> **Task**
Provide the count of lines that hold "Replication" and no other output.

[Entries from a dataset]
------------------------------

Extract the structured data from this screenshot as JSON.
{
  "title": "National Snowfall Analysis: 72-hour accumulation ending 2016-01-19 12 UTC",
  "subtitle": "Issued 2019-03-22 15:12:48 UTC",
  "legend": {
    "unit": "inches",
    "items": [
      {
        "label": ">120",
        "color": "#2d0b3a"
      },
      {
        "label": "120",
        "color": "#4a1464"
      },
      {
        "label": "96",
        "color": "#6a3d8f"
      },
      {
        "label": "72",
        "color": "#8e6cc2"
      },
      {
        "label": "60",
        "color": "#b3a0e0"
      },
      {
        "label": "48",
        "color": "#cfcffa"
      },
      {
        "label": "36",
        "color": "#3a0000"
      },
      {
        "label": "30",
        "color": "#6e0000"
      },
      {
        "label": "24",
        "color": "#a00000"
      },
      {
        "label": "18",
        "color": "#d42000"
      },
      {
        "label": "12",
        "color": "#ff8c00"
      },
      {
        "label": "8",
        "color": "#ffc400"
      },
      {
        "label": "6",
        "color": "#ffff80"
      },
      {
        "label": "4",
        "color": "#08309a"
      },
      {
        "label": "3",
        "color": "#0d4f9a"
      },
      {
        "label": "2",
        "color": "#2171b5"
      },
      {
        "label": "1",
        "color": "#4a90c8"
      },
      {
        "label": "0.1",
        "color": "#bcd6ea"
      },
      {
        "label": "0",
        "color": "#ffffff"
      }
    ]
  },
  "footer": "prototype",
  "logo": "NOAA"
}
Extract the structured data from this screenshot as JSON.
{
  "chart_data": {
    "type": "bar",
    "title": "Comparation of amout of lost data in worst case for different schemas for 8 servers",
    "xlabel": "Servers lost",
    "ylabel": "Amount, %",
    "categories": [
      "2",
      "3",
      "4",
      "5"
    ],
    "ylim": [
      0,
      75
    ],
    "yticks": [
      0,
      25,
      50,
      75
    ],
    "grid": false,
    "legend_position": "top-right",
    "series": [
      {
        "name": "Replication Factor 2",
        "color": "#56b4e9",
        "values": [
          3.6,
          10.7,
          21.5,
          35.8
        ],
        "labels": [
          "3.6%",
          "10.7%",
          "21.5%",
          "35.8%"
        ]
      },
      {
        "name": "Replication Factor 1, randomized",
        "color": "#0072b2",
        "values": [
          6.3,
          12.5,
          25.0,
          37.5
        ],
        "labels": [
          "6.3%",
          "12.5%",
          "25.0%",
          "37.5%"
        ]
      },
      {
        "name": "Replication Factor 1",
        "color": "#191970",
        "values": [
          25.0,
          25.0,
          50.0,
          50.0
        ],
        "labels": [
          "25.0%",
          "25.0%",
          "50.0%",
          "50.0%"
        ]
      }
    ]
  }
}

------------------------------

> **Solution for this problem**
3